Records from a data collection:
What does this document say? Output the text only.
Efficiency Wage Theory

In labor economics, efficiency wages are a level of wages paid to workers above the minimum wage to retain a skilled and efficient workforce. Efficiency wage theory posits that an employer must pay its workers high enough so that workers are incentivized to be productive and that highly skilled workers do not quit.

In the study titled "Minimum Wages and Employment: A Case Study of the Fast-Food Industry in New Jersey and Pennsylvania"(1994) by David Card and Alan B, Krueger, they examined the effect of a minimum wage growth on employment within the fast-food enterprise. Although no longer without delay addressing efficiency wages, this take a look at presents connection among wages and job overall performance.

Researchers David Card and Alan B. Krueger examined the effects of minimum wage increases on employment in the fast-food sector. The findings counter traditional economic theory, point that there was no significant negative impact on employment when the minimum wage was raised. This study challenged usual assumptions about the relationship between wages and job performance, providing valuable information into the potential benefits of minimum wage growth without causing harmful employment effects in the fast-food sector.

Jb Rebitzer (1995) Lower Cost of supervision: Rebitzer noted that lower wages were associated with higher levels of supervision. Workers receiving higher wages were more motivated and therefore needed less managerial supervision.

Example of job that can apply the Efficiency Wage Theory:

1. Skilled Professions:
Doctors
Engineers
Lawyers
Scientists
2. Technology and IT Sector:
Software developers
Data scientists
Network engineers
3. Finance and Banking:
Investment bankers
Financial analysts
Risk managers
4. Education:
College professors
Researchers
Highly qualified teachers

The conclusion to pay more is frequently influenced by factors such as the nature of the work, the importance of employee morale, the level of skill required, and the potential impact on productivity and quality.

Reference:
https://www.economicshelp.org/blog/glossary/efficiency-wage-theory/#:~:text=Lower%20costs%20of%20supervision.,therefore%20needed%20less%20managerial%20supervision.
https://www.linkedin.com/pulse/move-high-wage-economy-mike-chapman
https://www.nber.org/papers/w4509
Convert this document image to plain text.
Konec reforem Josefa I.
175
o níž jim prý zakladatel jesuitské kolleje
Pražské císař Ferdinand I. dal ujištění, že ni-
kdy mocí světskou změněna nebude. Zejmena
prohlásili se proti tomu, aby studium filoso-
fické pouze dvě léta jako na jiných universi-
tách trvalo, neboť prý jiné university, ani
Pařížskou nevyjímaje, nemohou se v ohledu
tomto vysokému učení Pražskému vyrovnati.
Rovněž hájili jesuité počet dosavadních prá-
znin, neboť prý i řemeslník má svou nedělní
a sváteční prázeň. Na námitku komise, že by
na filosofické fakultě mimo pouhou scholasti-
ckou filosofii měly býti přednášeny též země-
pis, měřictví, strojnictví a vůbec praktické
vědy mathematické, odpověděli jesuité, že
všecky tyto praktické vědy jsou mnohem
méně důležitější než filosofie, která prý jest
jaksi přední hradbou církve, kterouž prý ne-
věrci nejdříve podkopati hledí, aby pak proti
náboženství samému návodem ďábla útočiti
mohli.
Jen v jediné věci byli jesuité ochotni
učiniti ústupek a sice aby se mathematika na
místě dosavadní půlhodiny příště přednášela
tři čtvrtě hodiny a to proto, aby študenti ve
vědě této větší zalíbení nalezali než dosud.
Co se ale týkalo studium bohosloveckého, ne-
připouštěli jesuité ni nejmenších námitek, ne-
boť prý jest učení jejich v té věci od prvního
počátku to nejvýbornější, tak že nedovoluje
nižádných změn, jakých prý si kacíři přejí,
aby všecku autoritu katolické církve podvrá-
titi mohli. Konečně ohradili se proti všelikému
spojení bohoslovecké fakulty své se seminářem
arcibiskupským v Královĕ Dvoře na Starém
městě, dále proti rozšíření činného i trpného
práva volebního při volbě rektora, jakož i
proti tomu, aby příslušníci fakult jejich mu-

To do: Could you quote the material above in full, exactly as it stands?

Task result:
What does this document say? Output the text only.
Efficiency Wage Theory

In labor economics, efficiency wages are a level of wages paid to workers above the minimum wage to retain a skilled and efficient workforce. Efficiency wage theory posits that an employer must pay its workers high enough so that workers are incentivized to be productive and that highly skilled workers do not quit.

In the study titled "Minimum Wages and Employment: A Case Study of the Fast-Food Industry in New Jersey and Pennsylvania"(1994) by David Card and Alan B, Krueger, they examined the effect of a minimum wage growth on employment within the fast-food enterprise. Although no longer without delay addressing efficiency wages, this take a look at presents connection among wages and job overall performance.

Researchers David Card and Alan B. Krueger examined the effects of minimum wage increases on employment in the fast-food sector. The findings counter traditional economic theory, point that there was no significant negative impact on employment when the minimum wage was raised. This study challenged usual assumptions about the relationship between wages and job performance, providing valuable information into the potential benefits of minimum wage growth without causing harmful employment effects in the fast-food sector.

Jb Rebitzer (1995) Lower Cost of supervision: Rebitzer noted that lower wages were associated with higher levels of supervision. Workers receiving higher wages were more motivated and therefore needed less managerial supervision.

Example of job that can apply the Efficiency Wage Theory:

1. Skilled Professions:
Doctors
Engineers
Lawyers
Scientists
2. Technology and IT Sector:
Software developers
Data scientists
Network engineers
3. Finance and Banking:
Investment bankers
Financial analysts
Risk managers
4. Education:
College professors
Researchers
Highly qualified teachers

The conclusion to pay more is frequently influenced by factors such as the nature of the work, the importance of employee morale, the level of skill required, and the potential impact on productivity and quality.

Reference:
https://www.economicshelp.org/blog/glossary/efficiency-wage-theory/#:~:text=Lower%20costs%20of%20supervision.,therefore%20needed%20less%20managerial%20supervision.
https://www.linkedin.com/pulse/move-high-wage-economy-mike-chapman
https://www.nber.org/papers/w4509
Convert this document image to plain text.
Konec reforem Josefa I.
175
o níž jim prý zakladatel jesuitské kolleje
Pražské císař Ferdinand I. dal ujištění, že ni-
kdy mocí světskou změněna nebude. Zejmena
prohlásili se proti tomu, aby studium filoso-
fické pouze dvě léta jako na jiných universi-
tách trvalo, neboť prý jiné university, ani
Pařížskou nevyjímaje, nemohou se v ohledu
tomto vysokému učení Pražskému vyrovnati.
Rovněž hájili jesuité počet dosavadních prá-
znin, neboť prý i řemeslník má svou nedělní
a sváteční prázeň. Na námitku komise, že by
na filosofické fakultě mimo pouhou scholasti-
ckou filosofii měly býti přednášeny též země-
pis, měřictví, strojnictví a vůbec praktické
vědy mathematické, odpověděli jesuité, že
všecky tyto praktické vědy jsou mnohem
méně důležitější než filosofie, která prý jest
jaksi přední hradbou církve, kterouž prý ne-
věrci nejdříve podkopati hledí, aby pak proti
náboženství samému návodem ďábla útočiti
mohli.
Jen v jediné věci byli jesuité ochotni
učiniti ústupek a sice aby se mathematika na
místě dosavadní půlhodiny příště přednášela
tři čtvrtě hodiny a to proto, aby študenti ve
vědě této větší zalíbení nalezali než dosud.
Co se ale týkalo studium bohosloveckého, ne-
připouštěli jesuité ni nejmenších námitek, ne-
boť prý jest učení jejich v té věci od prvního
počátku to nejvýbornější, tak že nedovoluje
nižádných změn, jakých prý si kacíři přejí,
aby všecku autoritu katolické církve podvrá-
titi mohli. Konečně ohradili se proti všelikému
spojení bohoslovecké fakulty své se seminářem
arcibiskupským v Královĕ Dvoře na Starém
městě, dále proti rozšíření činného i trpného
práva volebního při volbě rektora, jakož i
proti tomu, aby příslušníci fakult jejich mu-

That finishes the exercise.